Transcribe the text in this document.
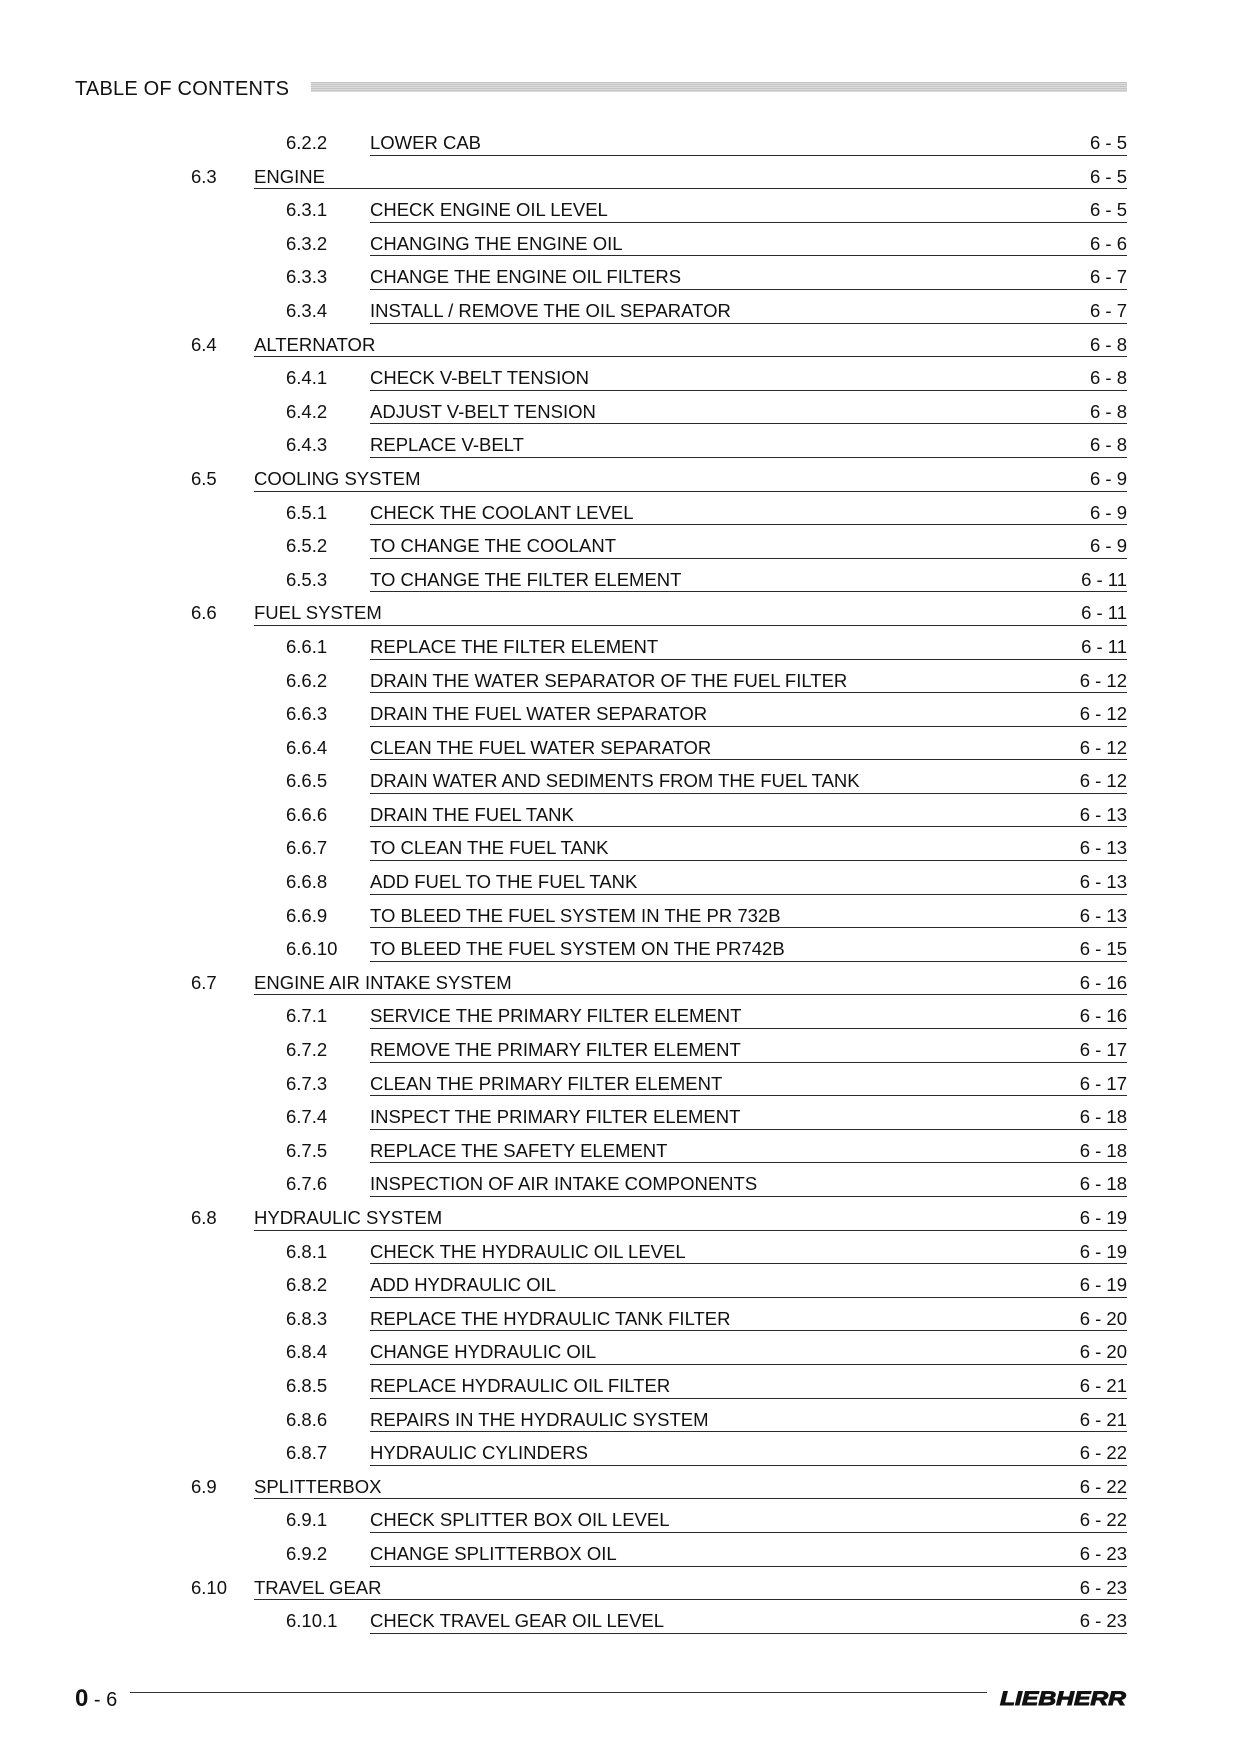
TABLE OF CONTENTS
6.2.2 LOWER CAB	6 - 5
6.3 ENGINE	6 - 5
6.3.1 CHECK ENGINE OIL LEVEL	6 - 5
6.3.2 CHANGING THE ENGINE OIL	6 - 6
6.3.3 CHANGE THE ENGINE OIL FILTERS	6 - 7
6.3.4 INSTALL / REMOVE THE OIL SEPARATOR	6 - 7
6.4 ALTERNATOR	6 - 8
6.4.1 CHECK V-BELT TENSION	6 - 8
6.4.2 ADJUST V-BELT TENSION	6 - 8
6.4.3 REPLACE V-BELT	6 - 8
6.5 COOLING SYSTEM	6 - 9
6.5.1 CHECK THE COOLANT LEVEL	6 - 9
6.5.2 TO CHANGE THE COOLANT	6 - 9
6.5.3 TO CHANGE THE FILTER ELEMENT	6 - 11
6.6 FUEL SYSTEM	6 - 11
6.6.1 REPLACE THE FILTER ELEMENT	6 - 11
6.6.2 DRAIN THE WATER SEPARATOR OF THE FUEL FILTER	6 - 12
6.6.3 DRAIN THE FUEL WATER SEPARATOR	6 - 12
6.6.4 CLEAN THE FUEL WATER SEPARATOR	6 - 12
6.6.5 DRAIN WATER AND SEDIMENTS FROM THE FUEL TANK	6 - 12
6.6.6 DRAIN THE FUEL TANK	6 - 13
6.6.7 TO CLEAN THE FUEL TANK	6 - 13
6.6.8 ADD FUEL TO THE FUEL TANK	6 - 13
6.6.9 TO BLEED THE FUEL SYSTEM IN THE PR 732B	6 - 13
6.6.10 TO BLEED THE FUEL SYSTEM ON THE PR742B	6 - 15
6.7 ENGINE AIR INTAKE SYSTEM	6 - 16
6.7.1 SERVICE THE PRIMARY FILTER ELEMENT	6 - 16
6.7.2 REMOVE THE PRIMARY FILTER ELEMENT	6 - 17
6.7.3 CLEAN THE PRIMARY FILTER ELEMENT	6 - 17
6.7.4 INSPECT THE PRIMARY FILTER ELEMENT	6 - 18
6.7.5 REPLACE THE SAFETY ELEMENT	6 - 18
6.7.6 INSPECTION OF AIR INTAKE COMPONENTS	6 - 18
6.8 HYDRAULIC SYSTEM	6 - 19
6.8.1 CHECK THE HYDRAULIC OIL LEVEL	6 - 19
6.8.2 ADD HYDRAULIC OIL	6 - 19
6.8.3 REPLACE THE HYDRAULIC TANK FILTER	6 - 20
6.8.4 CHANGE HYDRAULIC OIL	6 - 20
6.8.5 REPLACE HYDRAULIC OIL FILTER	6 - 21
6.8.6 REPAIRS IN THE HYDRAULIC SYSTEM	6 - 21
6.8.7 HYDRAULIC CYLINDERS	6 - 22
6.9 SPLITTERBOX	6 - 22
6.9.1 CHECK SPLITTER BOX OIL LEVEL	6 - 22
6.9.2 CHANGE SPLITTERBOX OIL	6 - 23
6.10 TRAVEL GEAR	6 - 23
6.10.1 CHECK TRAVEL GEAR OIL LEVEL	6 - 23
0 - 6	LIEBHERR
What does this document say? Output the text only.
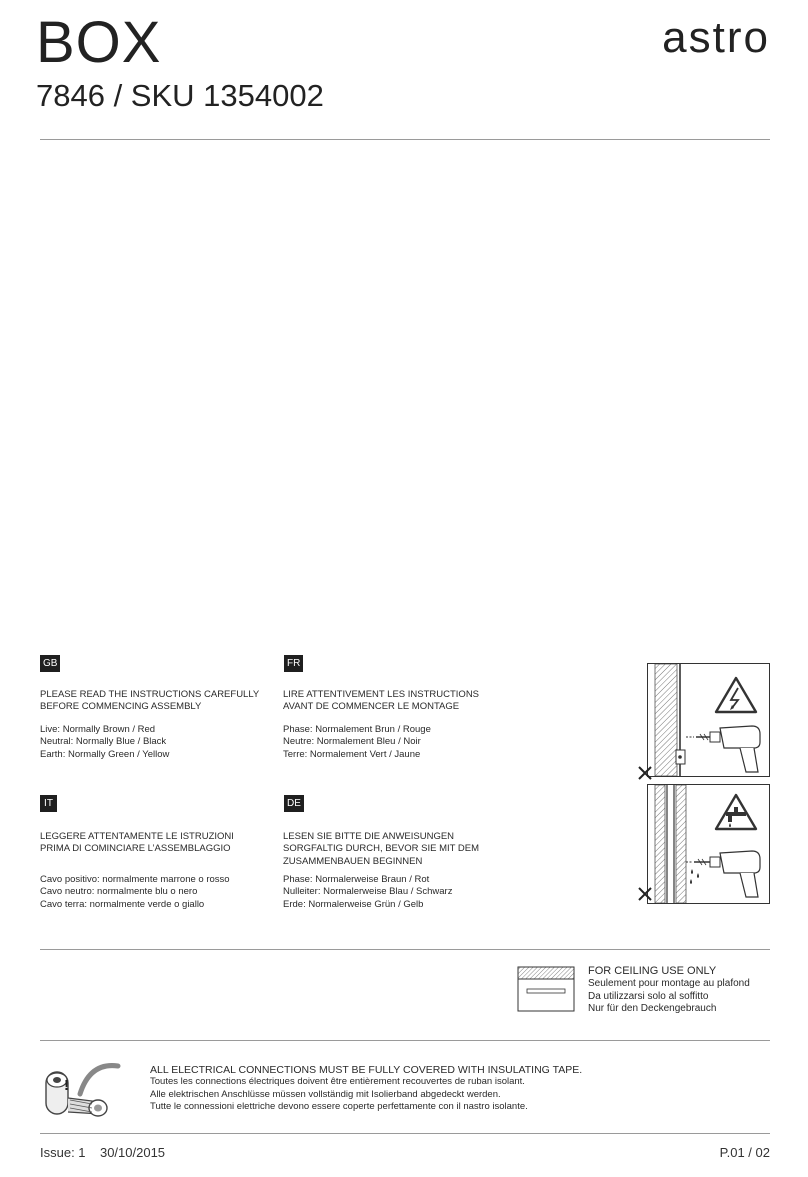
BOX
7846 / SKU 1354002
astro
GB

PLEASE READ THE INSTRUCTIONS CAREFULLY
BEFORE COMMENCING ASSEMBLY

Live: Normally Brown / Red
Neutral: Normally Blue / Black
Earth: Normally Green / Yellow

FR

LIRE ATTENTIVEMENT LES INSTRUCTIONS
AVANT DE COMMENCER LE MONTAGE

Phase: Normalement Brun / Rouge
Neutre: Normalement Bleu / Noir
Terre: Normalement Vert / Jaune

IT

LEGGERE ATTENTAMENTE LE ISTRUZIONI
PRIMA DI COMINCIARE L’ASSEMBLAGGIO

Cavo positivo: normalmente marrone o rosso
Cavo neutro: normalmente blu o nero
Cavo terra: normalmente verde o giallo

DE

LESEN SIE BITTE DIE ANWEISUNGEN
SORGFALTIG DURCH, BEVOR SIE MIT DEM
ZUSAMMENBAUEN BEGINNEN

Phase: Normalerweise Braun / Rot
Nulleiter: Normalerweise Blau / Schwarz
Erde: Normalerweise Grün / Gelb

FOR CEILING USE ONLY
Seulement pour montage au plafond
Da utilizzarsi solo al soffitto
Nur für den Deckengebrauch

!

ALL ELECTRICAL CONNECTIONS MUST BE FULLY COVERED WITH INSULATING TAPE.
Toutes les connections électriques doivent être entièrement recouvertes de ruban isolant.
Alle elektrischen Anschlüsse müssen vollständig mit Isolierband abgedeckt werden.
Tutte le connessioni elettriche devono essere coperte perfettamente con il nastro isolante.

Issue: 1    30/10/2015	P.01 / 02
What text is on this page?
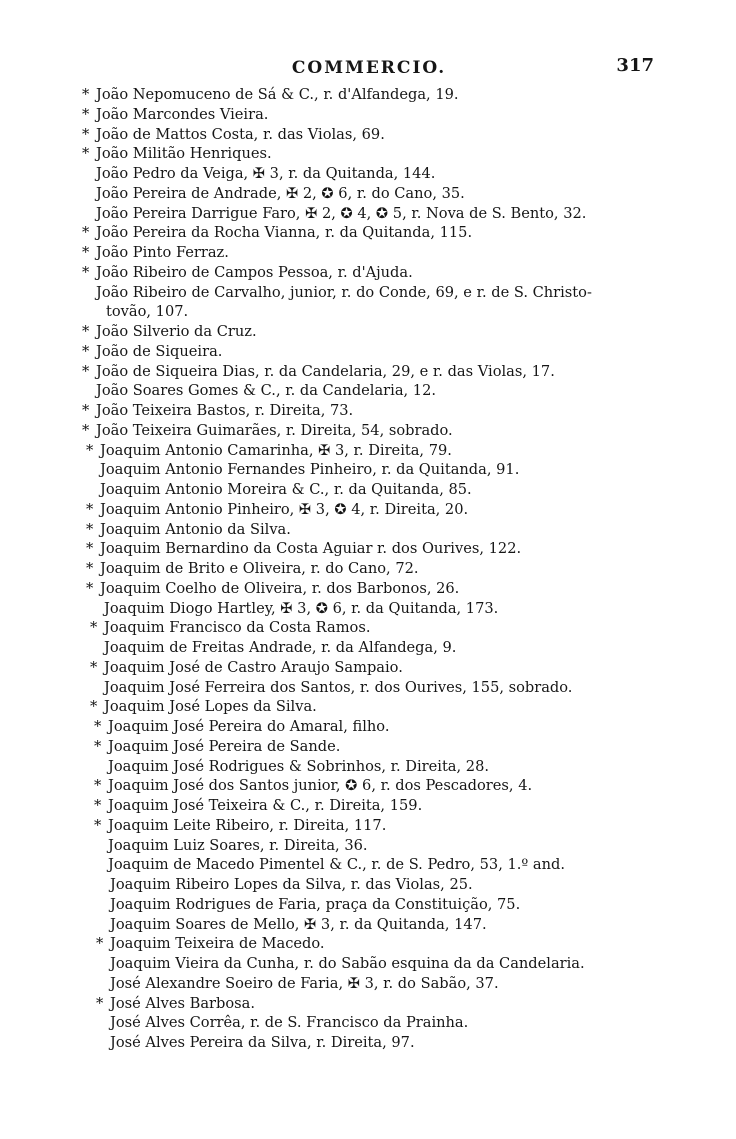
COMMERCIO.	317
* João Nepomuceno de Sá & C., r. d'Alfandega, 19.
* João Marcondes Vieira.
* João de Mattos Costa, r. das Violas, 69.
* João Militão Henriques.
João Pedro da Veiga, ✠ 3, r. da Quitanda, 144.
João Pereira de Andrade, ✠ 2, ✪ 6, r. do Cano, 35.
João Pereira Darrigue Faro, ✠ 2, ✪ 4, ✪ 5, r. Nova de S. Bento, 32.
* João Pereira da Rocha Vianna, r. da Quitanda, 115.
* João Pinto Ferraz.
* João Ribeiro de Campos Pessoa, r. d'Ajuda.
João Ribeiro de Carvalho, junior, r. do Conde, 69, e r. de S. Christo-
tovão, 107.
* João Silverio da Cruz.
* João de Siqueira.
* João de Siqueira Dias, r. da Candelaria, 29, e r. das Violas, 17.
João Soares Gomes & C., r. da Candelaria, 12.
* João Teixeira Bastos, r. Direita, 73.
* João Teixeira Guimarães, r. Direita, 54, sobrado.
* Joaquim Antonio Camarinha, ✠ 3, r. Direita, 79.
Joaquim Antonio Fernandes Pinheiro, r. da Quitanda, 91.
Joaquim Antonio Moreira & C., r. da Quitanda, 85.
* Joaquim Antonio Pinheiro, ✠ 3, ✪ 4, r. Direita, 20.
* Joaquim Antonio da Silva.
* Joaquim Bernardino da Costa Aguiar r. dos Ourives, 122.
* Joaquim de Brito e Oliveira, r. do Cano, 72.
* Joaquim Coelho de Oliveira, r. dos Barbonos, 26.
Joaquim Diogo Hartley, ✠ 3, ✪ 6, r. da Quitanda, 173.
* Joaquim Francisco da Costa Ramos.
Joaquim de Freitas Andrade, r. da Alfandega, 9.
* Joaquim José de Castro Araujo Sampaio.
Joaquim José Ferreira dos Santos, r. dos Ourives, 155, sobrado.
* Joaquim José Lopes da Silva.
* Joaquim José Pereira do Amaral, filho.
* Joaquim José Pereira de Sande.
Joaquim José Rodrigues & Sobrinhos, r. Direita, 28.
* Joaquim José dos Santos junior, ✪ 6, r. dos Pescadores, 4.
* Joaquim José Teixeira & C., r. Direita, 159.
* Joaquim Leite Ribeiro, r. Direita, 117.
Joaquim Luiz Soares, r. Direita, 36.
Joaquim de Macedo Pimentel & C., r. de S. Pedro, 53, 1.º and.
Joaquim Ribeiro Lopes da Silva, r. das Violas, 25.
Joaquim Rodrigues de Faria, praça da Constituição, 75.
Joaquim Soares de Mello, ✠ 3, r. da Quitanda, 147.
* Joaquim Teixeira de Macedo.
Joaquim Vieira da Cunha, r. do Sabão esquina da da Candelaria.
José Alexandre Soeiro de Faria, ✠ 3, r. do Sabão, 37.
* José Alves Barbosa.
José Alves Corrêa, r. de S. Francisco da Prainha.
José Alves Pereira da Silva, r. Direita, 97.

To do: Verbatim reproduction of every record is required; images are left out.

Solution to this problem:
Transcribe the text in this document.
TABLE OF CONTENTS
6.2.2 LOWER CAB	6 - 5
6.3 ENGINE	6 - 5
6.3.1 CHECK ENGINE OIL LEVEL	6 - 5
6.3.2 CHANGING THE ENGINE OIL	6 - 6
6.3.3 CHANGE THE ENGINE OIL FILTERS	6 - 7
6.3.4 INSTALL / REMOVE THE OIL SEPARATOR	6 - 7
6.4 ALTERNATOR	6 - 8
6.4.1 CHECK V-BELT TENSION	6 - 8
6.4.2 ADJUST V-BELT TENSION	6 - 8
6.4.3 REPLACE V-BELT	6 - 8
6.5 COOLING SYSTEM	6 - 9
6.5.1 CHECK THE COOLANT LEVEL	6 - 9
6.5.2 TO CHANGE THE COOLANT	6 - 9
6.5.3 TO CHANGE THE FILTER ELEMENT	6 - 11
6.6 FUEL SYSTEM	6 - 11
6.6.1 REPLACE THE FILTER ELEMENT	6 - 11
6.6.2 DRAIN THE WATER SEPARATOR OF THE FUEL FILTER	6 - 12
6.6.3 DRAIN THE FUEL WATER SEPARATOR	6 - 12
6.6.4 CLEAN THE FUEL WATER SEPARATOR	6 - 12
6.6.5 DRAIN WATER AND SEDIMENTS FROM THE FUEL TANK	6 - 12
6.6.6 DRAIN THE FUEL TANK	6 - 13
6.6.7 TO CLEAN THE FUEL TANK	6 - 13
6.6.8 ADD FUEL TO THE FUEL TANK	6 - 13
6.6.9 TO BLEED THE FUEL SYSTEM IN THE PR 732B	6 - 13
6.6.10 TO BLEED THE FUEL SYSTEM ON THE PR742B	6 - 15
6.7 ENGINE AIR INTAKE SYSTEM	6 - 16
6.7.1 SERVICE THE PRIMARY FILTER ELEMENT	6 - 16
6.7.2 REMOVE THE PRIMARY FILTER ELEMENT	6 - 17
6.7.3 CLEAN THE PRIMARY FILTER ELEMENT	6 - 17
6.7.4 INSPECT THE PRIMARY FILTER ELEMENT	6 - 18
6.7.5 REPLACE THE SAFETY ELEMENT	6 - 18
6.7.6 INSPECTION OF AIR INTAKE COMPONENTS	6 - 18
6.8 HYDRAULIC SYSTEM	6 - 19
6.8.1 CHECK THE HYDRAULIC OIL LEVEL	6 - 19
6.8.2 ADD HYDRAULIC OIL	6 - 19
6.8.3 REPLACE THE HYDRAULIC TANK FILTER	6 - 20
6.8.4 CHANGE HYDRAULIC OIL	6 - 20
6.8.5 REPLACE HYDRAULIC OIL FILTER	6 - 21
6.8.6 REPAIRS IN THE HYDRAULIC SYSTEM	6 - 21
6.8.7 HYDRAULIC CYLINDERS	6 - 22
6.9 SPLITTERBOX	6 - 22
6.9.1 CHECK SPLITTER BOX OIL LEVEL	6 - 22
6.9.2 CHANGE SPLITTERBOX OIL	6 - 23
6.10 TRAVEL GEAR	6 - 23
6.10.1 CHECK TRAVEL GEAR OIL LEVEL	6 - 23
0 - 6	LIEBHERR
What does this document say? Output the text only.
BOX
7846 / SKU 1354002
astro
GB

PLEASE READ THE INSTRUCTIONS CAREFULLY
BEFORE COMMENCING ASSEMBLY

Live: Normally Brown / Red
Neutral: Normally Blue / Black
Earth: Normally Green / Yellow

FR

LIRE ATTENTIVEMENT LES INSTRUCTIONS
AVANT DE COMMENCER LE MONTAGE

Phase: Normalement Brun / Rouge
Neutre: Normalement Bleu / Noir
Terre: Normalement Vert / Jaune

IT

LEGGERE ATTENTAMENTE LE ISTRUZIONI
PRIMA DI COMINCIARE L’ASSEMBLAGGIO

Cavo positivo: normalmente marrone o rosso
Cavo neutro: normalmente blu o nero
Cavo terra: normalmente verde o giallo

DE

LESEN SIE BITTE DIE ANWEISUNGEN
SORGFALTIG DURCH, BEVOR SIE MIT DEM
ZUSAMMENBAUEN BEGINNEN

Phase: Normalerweise Braun / Rot
Nulleiter: Normalerweise Blau / Schwarz
Erde: Normalerweise Grün / Gelb

FOR CEILING USE ONLY
Seulement pour montage au plafond
Da utilizzarsi solo al soffitto
Nur für den Deckengebrauch

!

ALL ELECTRICAL CONNECTIONS MUST BE FULLY COVERED WITH INSULATING TAPE.
Toutes les connections électriques doivent être entièrement recouvertes de ruban isolant.
Alle elektrischen Anschlüsse müssen vollständig mit Isolierband abgedeckt werden.
Tutte le connessioni elettriche devono essere coperte perfettamente con il nastro isolante.

Issue: 1    30/10/2015	P.01 / 02
What text is on this page?
COMMERCIO.	317
* João Nepomuceno de Sá & C., r. d'Alfandega, 19.
* João Marcondes Vieira.
* João de Mattos Costa, r. das Violas, 69.
* João Militão Henriques.
João Pedro da Veiga, ✠ 3, r. da Quitanda, 144.
João Pereira de Andrade, ✠ 2, ✪ 6, r. do Cano, 35.
João Pereira Darrigue Faro, ✠ 2, ✪ 4, ✪ 5, r. Nova de S. Bento, 32.
* João Pereira da Rocha Vianna, r. da Quitanda, 115.
* João Pinto Ferraz.
* João Ribeiro de Campos Pessoa, r. d'Ajuda.
João Ribeiro de Carvalho, junior, r. do Conde, 69, e r. de S. Christo-
tovão, 107.
* João Silverio da Cruz.
* João de Siqueira.
* João de Siqueira Dias, r. da Candelaria, 29, e r. das Violas, 17.
João Soares Gomes & C., r. da Candelaria, 12.
* João Teixeira Bastos, r. Direita, 73.
* João Teixeira Guimarães, r. Direita, 54, sobrado.
* Joaquim Antonio Camarinha, ✠ 3, r. Direita, 79.
Joaquim Antonio Fernandes Pinheiro, r. da Quitanda, 91.
Joaquim Antonio Moreira & C., r. da Quitanda, 85.
* Joaquim Antonio Pinheiro, ✠ 3, ✪ 4, r. Direita, 20.
* Joaquim Antonio da Silva.
* Joaquim Bernardino da Costa Aguiar r. dos Ourives, 122.
* Joaquim de Brito e Oliveira, r. do Cano, 72.
* Joaquim Coelho de Oliveira, r. dos Barbonos, 26.
Joaquim Diogo Hartley, ✠ 3, ✪ 6, r. da Quitanda, 173.
* Joaquim Francisco da Costa Ramos.
Joaquim de Freitas Andrade, r. da Alfandega, 9.
* Joaquim José de Castro Araujo Sampaio.
Joaquim José Ferreira dos Santos, r. dos Ourives, 155, sobrado.
* Joaquim José Lopes da Silva.
* Joaquim José Pereira do Amaral, filho.
* Joaquim José Pereira de Sande.
Joaquim José Rodrigues & Sobrinhos, r. Direita, 28.
* Joaquim José dos Santos junior, ✪ 6, r. dos Pescadores, 4.
* Joaquim José Teixeira & C., r. Direita, 159.
* Joaquim Leite Ribeiro, r. Direita, 117.
Joaquim Luiz Soares, r. Direita, 36.
Joaquim de Macedo Pimentel & C., r. de S. Pedro, 53, 1.º and.
Joaquim Ribeiro Lopes da Silva, r. das Violas, 25.
Joaquim Rodrigues de Faria, praça da Constituição, 75.
Joaquim Soares de Mello, ✠ 3, r. da Quitanda, 147.
* Joaquim Teixeira de Macedo.
Joaquim Vieira da Cunha, r. do Sabão esquina da da Candelaria.
José Alexandre Soeiro de Faria, ✠ 3, r. do Sabão, 37.
* José Alves Barbosa.
José Alves Corrêa, r. de S. Francisco da Prainha.
José Alves Pereira da Silva, r. Direita, 97.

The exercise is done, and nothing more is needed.